Retype every entry exactly, character for character.
-- begin Data --
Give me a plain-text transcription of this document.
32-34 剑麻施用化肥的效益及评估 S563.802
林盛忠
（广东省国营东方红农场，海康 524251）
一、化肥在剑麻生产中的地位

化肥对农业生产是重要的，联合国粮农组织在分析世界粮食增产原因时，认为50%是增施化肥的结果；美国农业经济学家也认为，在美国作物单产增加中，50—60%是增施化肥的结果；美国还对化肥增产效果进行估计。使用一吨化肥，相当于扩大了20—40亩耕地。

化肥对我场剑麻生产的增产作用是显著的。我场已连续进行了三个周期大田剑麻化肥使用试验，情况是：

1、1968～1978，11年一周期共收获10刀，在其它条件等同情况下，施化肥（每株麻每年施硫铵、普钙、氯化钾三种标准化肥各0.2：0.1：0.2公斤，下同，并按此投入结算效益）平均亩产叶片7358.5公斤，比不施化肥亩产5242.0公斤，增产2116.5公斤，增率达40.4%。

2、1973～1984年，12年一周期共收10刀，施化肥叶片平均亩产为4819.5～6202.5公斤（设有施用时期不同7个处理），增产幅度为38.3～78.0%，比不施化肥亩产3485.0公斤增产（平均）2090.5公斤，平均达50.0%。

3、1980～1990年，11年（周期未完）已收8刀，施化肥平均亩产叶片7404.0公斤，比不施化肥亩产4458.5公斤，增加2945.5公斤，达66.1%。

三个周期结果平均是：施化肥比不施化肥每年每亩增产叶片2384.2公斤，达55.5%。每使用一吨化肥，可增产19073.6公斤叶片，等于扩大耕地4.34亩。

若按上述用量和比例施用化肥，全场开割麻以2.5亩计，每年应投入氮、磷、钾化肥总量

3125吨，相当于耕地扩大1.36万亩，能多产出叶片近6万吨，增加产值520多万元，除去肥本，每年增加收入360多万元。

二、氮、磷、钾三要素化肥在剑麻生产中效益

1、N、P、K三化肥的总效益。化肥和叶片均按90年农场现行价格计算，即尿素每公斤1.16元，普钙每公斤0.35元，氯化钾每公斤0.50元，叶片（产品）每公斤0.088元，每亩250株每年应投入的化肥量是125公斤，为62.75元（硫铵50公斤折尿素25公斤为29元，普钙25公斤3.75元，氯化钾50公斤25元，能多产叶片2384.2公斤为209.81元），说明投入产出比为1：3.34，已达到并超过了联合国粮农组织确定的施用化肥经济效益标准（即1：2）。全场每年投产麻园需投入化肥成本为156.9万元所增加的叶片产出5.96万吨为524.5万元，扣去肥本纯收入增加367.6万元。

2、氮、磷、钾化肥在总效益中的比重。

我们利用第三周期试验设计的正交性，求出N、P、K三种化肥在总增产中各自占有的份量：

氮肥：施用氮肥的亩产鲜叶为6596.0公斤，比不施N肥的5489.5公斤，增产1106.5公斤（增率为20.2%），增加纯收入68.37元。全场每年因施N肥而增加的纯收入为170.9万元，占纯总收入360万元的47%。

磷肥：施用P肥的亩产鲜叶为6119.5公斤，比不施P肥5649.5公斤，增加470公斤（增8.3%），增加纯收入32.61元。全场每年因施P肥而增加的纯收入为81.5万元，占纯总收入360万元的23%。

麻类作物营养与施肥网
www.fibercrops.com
-- end Data --
* [Completed task]:
Give me a plain-text transcription of this document.
32-34 剑麻施用化肥的效益及评估 S563.802
林盛忠
（广东省国营东方红农场，海康 524251）
一、化肥在剑麻生产中的地位

化肥对农业生产是重要的，联合国粮农组织在分析世界粮食增产原因时，认为50%是增施化肥的结果；美国农业经济学家也认为，在美国作物单产增加中，50—60%是增施化肥的结果；美国还对化肥增产效果进行估计。使用一吨化肥，相当于扩大了20—40亩耕地。

化肥对我场剑麻生产的增产作用是显著的。我场已连续进行了三个周期大田剑麻化肥使用试验，情况是：

1、1968～1978，11年一周期共收获10刀，在其它条件等同情况下，施化肥（每株麻每年施硫铵、普钙、氯化钾三种标准化肥各0.2：0.1：0.2公斤，下同，并按此投入结算效益）平均亩产叶片7358.5公斤，比不施化肥亩产5242.0公斤，增产2116.5公斤，增率达40.4%。

2、1973～1984年，12年一周期共收10刀，施化肥叶片平均亩产为4819.5～6202.5公斤（设有施用时期不同7个处理），增产幅度为38.3～78.0%，比不施化肥亩产3485.0公斤增产（平均）2090.5公斤，平均达50.0%。

3、1980～1990年，11年（周期未完）已收8刀，施化肥平均亩产叶片7404.0公斤，比不施化肥亩产4458.5公斤，增加2945.5公斤，达66.1%。

三个周期结果平均是：施化肥比不施化肥每年每亩增产叶片2384.2公斤，达55.5%。每使用一吨化肥，可增产19073.6公斤叶片，等于扩大耕地4.34亩。

若按上述用量和比例施用化肥，全场开割麻以2.5亩计，每年应投入氮、磷、钾化肥总量

3125吨，相当于耕地扩大1.36万亩，能多产出叶片近6万吨，增加产值520多万元，除去肥本，每年增加收入360多万元。

二、氮、磷、钾三要素化肥在剑麻生产中效益

1、N、P、K三化肥的总效益。化肥和叶片均按90年农场现行价格计算，即尿素每公斤1.16元，普钙每公斤0.35元，氯化钾每公斤0.50元，叶片（产品）每公斤0.088元，每亩250株每年应投入的化肥量是125公斤，为62.75元（硫铵50公斤折尿素25公斤为29元，普钙25公斤3.75元，氯化钾50公斤25元，能多产叶片2384.2公斤为209.81元），说明投入产出比为1：3.34，已达到并超过了联合国粮农组织确定的施用化肥经济效益标准（即1：2）。全场每年投产麻园需投入化肥成本为156.9万元所增加的叶片产出5.96万吨为524.5万元，扣去肥本纯收入增加367.6万元。

2、氮、磷、钾化肥在总效益中的比重。

我们利用第三周期试验设计的正交性，求出N、P、K三种化肥在总增产中各自占有的份量：

氮肥：施用氮肥的亩产鲜叶为6596.0公斤，比不施N肥的5489.5公斤，增产1106.5公斤（增率为20.2%），增加纯收入68.37元。全场每年因施N肥而增加的纯收入为170.9万元，占纯总收入360万元的47%。

磷肥：施用P肥的亩产鲜叶为6119.5公斤，比不施P肥5649.5公斤，增加470公斤（增8.3%），增加纯收入32.61元。全场每年因施P肥而增加的纯收入为81.5万元，占纯总收入360万元的23%。

麻类作物营养与施肥网
www.fibercrops.com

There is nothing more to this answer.